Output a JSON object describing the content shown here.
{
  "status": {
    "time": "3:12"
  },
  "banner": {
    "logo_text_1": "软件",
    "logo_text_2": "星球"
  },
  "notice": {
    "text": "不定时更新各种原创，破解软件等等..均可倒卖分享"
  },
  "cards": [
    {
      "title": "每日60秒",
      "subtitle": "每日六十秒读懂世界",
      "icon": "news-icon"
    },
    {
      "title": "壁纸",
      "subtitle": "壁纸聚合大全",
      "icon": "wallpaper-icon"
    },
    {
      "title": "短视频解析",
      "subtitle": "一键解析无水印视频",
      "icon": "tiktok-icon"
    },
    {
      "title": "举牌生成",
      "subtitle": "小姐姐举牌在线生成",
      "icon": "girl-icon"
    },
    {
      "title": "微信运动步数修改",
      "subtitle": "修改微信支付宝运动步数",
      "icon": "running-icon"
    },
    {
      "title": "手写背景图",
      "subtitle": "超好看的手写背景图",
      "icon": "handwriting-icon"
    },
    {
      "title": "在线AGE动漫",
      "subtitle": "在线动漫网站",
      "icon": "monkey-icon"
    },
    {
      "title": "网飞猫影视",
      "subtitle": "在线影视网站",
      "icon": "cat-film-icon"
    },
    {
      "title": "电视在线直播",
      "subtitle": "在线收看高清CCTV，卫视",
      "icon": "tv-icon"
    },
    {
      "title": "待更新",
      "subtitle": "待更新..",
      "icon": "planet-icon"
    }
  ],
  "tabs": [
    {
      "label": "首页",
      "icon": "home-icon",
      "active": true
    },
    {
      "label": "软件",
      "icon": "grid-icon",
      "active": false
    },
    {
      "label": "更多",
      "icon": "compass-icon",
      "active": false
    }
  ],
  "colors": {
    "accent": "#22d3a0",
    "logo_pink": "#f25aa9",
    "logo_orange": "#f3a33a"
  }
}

**What the task asks**
Repeat the material in full, exactly as it stands.

**Written answer**
Output a JSON object describing the content shown here.
{
  "status": {
    "time": "3:12"
  },
  "banner": {
    "logo_text_1": "软件",
    "logo_text_2": "星球"
  },
  "notice": {
    "text": "不定时更新各种原创，破解软件等等..均可倒卖分享"
  },
  "cards": [
    {
      "title": "每日60秒",
      "subtitle": "每日六十秒读懂世界",
      "icon": "news-icon"
    },
    {
      "title": "壁纸",
      "subtitle": "壁纸聚合大全",
      "icon": "wallpaper-icon"
    },
    {
      "title": "短视频解析",
      "subtitle": "一键解析无水印视频",
      "icon": "tiktok-icon"
    },
    {
      "title": "举牌生成",
      "subtitle": "小姐姐举牌在线生成",
      "icon": "girl-icon"
    },
    {
      "title": "微信运动步数修改",
      "subtitle": "修改微信支付宝运动步数",
      "icon": "running-icon"
    },
    {
      "title": "手写背景图",
      "subtitle": "超好看的手写背景图",
      "icon": "handwriting-icon"
    },
    {
      "title": "在线AGE动漫",
      "subtitle": "在线动漫网站",
      "icon": "monkey-icon"
    },
    {
      "title": "网飞猫影视",
      "subtitle": "在线影视网站",
      "icon": "cat-film-icon"
    },
    {
      "title": "电视在线直播",
      "subtitle": "在线收看高清CCTV，卫视",
      "icon": "tv-icon"
    },
    {
      "title": "待更新",
      "subtitle": "待更新..",
      "icon": "planet-icon"
    }
  ],
  "tabs": [
    {
      "label": "首页",
      "icon": "home-icon",
      "active": true
    },
    {
      "label": "软件",
      "icon": "grid-icon",
      "active": false
    },
    {
      "label": "更多",
      "icon": "compass-icon",
      "active": false
    }
  ],
  "colors": {
    "accent": "#22d3a0",
    "logo_pink": "#f25aa9",
    "logo_orange": "#f3a33a"
  }
}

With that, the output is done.